= REQUIRED TASK =
Exactly as written, transcribe the lines that run from the one containing "Transcribe this image's" to the end of the records below.

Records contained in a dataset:
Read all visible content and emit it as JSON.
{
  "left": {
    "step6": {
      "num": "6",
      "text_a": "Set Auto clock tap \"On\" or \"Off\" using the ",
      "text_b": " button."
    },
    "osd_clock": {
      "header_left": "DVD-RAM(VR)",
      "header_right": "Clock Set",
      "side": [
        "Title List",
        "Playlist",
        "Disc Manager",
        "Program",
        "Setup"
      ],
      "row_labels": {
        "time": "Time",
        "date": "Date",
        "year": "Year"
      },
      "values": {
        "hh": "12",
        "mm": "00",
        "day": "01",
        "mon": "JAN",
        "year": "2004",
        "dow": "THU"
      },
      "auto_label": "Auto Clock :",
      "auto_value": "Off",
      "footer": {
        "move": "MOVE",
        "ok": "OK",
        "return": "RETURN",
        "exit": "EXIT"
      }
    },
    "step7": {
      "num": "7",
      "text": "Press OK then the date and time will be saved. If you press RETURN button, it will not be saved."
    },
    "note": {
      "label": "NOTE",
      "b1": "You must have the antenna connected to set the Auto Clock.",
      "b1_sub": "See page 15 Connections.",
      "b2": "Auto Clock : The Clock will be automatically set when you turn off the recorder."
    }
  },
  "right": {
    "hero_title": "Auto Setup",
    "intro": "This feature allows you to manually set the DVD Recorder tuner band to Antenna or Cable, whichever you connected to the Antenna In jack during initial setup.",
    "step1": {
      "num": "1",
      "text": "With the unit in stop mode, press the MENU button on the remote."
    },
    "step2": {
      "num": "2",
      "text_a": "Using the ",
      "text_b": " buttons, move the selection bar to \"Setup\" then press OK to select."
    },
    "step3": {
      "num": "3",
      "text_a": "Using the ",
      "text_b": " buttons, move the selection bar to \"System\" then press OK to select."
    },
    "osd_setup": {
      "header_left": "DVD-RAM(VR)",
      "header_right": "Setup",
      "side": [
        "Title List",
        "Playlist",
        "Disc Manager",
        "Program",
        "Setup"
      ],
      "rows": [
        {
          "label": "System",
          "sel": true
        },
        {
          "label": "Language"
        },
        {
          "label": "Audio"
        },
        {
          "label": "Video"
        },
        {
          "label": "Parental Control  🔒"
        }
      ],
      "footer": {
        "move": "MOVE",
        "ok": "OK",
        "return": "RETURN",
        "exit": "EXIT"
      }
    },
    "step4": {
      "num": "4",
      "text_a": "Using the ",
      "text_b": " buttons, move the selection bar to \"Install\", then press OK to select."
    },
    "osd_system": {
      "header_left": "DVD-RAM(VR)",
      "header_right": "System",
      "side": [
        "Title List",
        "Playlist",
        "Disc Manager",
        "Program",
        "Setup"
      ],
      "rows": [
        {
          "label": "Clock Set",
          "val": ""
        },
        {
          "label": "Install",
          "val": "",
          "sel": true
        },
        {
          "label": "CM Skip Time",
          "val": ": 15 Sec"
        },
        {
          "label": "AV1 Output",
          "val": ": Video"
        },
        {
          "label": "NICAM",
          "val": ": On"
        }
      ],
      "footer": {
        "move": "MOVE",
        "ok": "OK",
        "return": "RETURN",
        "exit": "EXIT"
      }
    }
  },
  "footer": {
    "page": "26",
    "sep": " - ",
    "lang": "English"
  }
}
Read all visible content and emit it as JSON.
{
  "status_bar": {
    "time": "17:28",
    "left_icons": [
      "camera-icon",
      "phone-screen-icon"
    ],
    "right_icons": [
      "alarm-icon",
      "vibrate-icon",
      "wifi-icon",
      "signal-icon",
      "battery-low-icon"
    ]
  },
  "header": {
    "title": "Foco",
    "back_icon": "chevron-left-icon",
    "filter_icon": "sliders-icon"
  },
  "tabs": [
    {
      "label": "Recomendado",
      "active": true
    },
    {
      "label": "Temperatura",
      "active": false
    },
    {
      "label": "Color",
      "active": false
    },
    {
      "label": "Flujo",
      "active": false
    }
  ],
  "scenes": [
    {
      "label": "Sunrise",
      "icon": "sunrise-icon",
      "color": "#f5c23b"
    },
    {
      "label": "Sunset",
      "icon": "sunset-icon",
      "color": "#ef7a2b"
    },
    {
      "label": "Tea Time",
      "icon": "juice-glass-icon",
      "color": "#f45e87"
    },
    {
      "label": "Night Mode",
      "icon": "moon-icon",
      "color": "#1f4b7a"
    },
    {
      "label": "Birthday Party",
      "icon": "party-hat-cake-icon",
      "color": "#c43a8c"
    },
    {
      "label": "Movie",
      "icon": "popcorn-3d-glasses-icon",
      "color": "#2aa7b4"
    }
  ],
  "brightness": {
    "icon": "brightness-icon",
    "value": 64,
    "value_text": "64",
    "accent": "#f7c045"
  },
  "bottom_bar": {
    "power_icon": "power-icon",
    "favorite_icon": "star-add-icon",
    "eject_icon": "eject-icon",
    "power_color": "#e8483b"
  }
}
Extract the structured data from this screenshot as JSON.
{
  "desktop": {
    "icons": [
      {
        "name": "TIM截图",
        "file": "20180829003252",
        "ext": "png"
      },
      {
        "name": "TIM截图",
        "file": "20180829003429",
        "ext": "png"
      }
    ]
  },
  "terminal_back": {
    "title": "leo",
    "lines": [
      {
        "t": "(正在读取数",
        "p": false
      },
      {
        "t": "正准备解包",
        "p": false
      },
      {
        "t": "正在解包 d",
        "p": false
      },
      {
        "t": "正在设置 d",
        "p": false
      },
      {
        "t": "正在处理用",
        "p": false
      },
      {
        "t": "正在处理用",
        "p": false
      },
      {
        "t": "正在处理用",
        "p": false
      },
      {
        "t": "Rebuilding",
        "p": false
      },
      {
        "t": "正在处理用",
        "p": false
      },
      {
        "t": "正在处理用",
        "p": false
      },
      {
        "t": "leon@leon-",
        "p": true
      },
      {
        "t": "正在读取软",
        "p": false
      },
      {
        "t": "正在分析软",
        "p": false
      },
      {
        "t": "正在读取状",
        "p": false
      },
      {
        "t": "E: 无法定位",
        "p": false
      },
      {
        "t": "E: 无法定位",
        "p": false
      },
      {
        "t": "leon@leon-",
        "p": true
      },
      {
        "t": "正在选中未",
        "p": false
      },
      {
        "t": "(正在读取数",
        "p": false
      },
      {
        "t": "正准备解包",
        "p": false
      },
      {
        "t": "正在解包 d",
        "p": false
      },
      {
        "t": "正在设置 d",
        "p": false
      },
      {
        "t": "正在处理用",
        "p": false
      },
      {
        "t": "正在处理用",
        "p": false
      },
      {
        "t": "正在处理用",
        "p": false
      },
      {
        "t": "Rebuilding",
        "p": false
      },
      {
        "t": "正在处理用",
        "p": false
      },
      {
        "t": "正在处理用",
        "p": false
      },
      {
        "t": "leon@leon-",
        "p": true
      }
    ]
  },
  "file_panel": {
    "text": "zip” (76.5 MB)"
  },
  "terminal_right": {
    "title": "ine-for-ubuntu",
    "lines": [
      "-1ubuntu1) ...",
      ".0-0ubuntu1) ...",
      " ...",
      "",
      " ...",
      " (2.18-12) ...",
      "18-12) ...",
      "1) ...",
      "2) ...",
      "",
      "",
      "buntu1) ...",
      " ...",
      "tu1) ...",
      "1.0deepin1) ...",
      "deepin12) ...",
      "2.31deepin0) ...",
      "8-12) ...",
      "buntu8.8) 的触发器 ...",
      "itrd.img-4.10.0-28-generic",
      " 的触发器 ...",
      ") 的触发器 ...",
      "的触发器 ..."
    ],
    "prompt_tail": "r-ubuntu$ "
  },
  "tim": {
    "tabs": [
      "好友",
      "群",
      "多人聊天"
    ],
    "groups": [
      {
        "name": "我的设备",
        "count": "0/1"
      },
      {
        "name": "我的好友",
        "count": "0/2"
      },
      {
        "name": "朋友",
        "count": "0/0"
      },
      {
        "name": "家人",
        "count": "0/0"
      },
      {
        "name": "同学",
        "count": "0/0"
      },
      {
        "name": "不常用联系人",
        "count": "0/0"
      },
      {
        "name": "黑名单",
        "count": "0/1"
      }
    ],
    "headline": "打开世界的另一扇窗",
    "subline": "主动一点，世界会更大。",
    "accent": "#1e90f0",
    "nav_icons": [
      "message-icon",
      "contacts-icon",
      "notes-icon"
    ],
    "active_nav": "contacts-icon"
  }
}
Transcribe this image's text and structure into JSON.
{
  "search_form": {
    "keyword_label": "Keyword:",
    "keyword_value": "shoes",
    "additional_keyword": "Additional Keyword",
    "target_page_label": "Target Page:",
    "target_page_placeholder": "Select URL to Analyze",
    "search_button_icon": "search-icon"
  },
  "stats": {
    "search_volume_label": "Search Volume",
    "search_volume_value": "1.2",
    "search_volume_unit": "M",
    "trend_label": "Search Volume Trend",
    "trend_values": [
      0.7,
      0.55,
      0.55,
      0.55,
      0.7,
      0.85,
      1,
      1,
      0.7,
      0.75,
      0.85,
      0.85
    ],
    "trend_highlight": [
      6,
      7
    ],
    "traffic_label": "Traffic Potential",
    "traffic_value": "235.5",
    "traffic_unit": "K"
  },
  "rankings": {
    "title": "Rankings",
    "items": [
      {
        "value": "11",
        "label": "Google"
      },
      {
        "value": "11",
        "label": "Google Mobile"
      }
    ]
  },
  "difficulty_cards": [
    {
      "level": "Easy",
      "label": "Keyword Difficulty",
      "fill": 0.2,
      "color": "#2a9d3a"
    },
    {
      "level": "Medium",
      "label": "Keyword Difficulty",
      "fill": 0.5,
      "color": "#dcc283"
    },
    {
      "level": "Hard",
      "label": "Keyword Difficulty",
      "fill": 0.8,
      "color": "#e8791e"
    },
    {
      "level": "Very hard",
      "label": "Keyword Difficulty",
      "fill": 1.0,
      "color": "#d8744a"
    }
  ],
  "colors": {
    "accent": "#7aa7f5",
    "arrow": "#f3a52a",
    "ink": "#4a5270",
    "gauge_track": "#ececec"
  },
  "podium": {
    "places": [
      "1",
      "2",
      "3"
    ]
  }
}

= ANSWER BELOW =
Transcribe this image's text and structure into JSON.
{
  "search_form": {
    "keyword_label": "Keyword:",
    "keyword_value": "shoes",
    "additional_keyword": "Additional Keyword",
    "target_page_label": "Target Page:",
    "target_page_placeholder": "Select URL to Analyze",
    "search_button_icon": "search-icon"
  },
  "stats": {
    "search_volume_label": "Search Volume",
    "search_volume_value": "1.2",
    "search_volume_unit": "M",
    "trend_label": "Search Volume Trend",
    "trend_values": [
      0.7,
      0.55,
      0.55,
      0.55,
      0.7,
      0.85,
      1,
      1,
      0.7,
      0.75,
      0.85,
      0.85
    ],
    "trend_highlight": [
      6,
      7
    ],
    "traffic_label": "Traffic Potential",
    "traffic_value": "235.5",
    "traffic_unit": "K"
  },
  "rankings": {
    "title": "Rankings",
    "items": [
      {
        "value": "11",
        "label": "Google"
      },
      {
        "value": "11",
        "label": "Google Mobile"
      }
    ]
  },
  "difficulty_cards": [
    {
      "level": "Easy",
      "label": "Keyword Difficulty",
      "fill": 0.2,
      "color": "#2a9d3a"
    },
    {
      "level": "Medium",
      "label": "Keyword Difficulty",
      "fill": 0.5,
      "color": "#dcc283"
    },
    {
      "level": "Hard",
      "label": "Keyword Difficulty",
      "fill": 0.8,
      "color": "#e8791e"
    },
    {
      "level": "Very hard",
      "label": "Keyword Difficulty",
      "fill": 1.0,
      "color": "#d8744a"
    }
  ],
  "colors": {
    "accent": "#7aa7f5",
    "arrow": "#f3a52a",
    "ink": "#4a5270",
    "gauge_track": "#ececec"
  },
  "podium": {
    "places": [
      "1",
      "2",
      "3"
    ]
  }
}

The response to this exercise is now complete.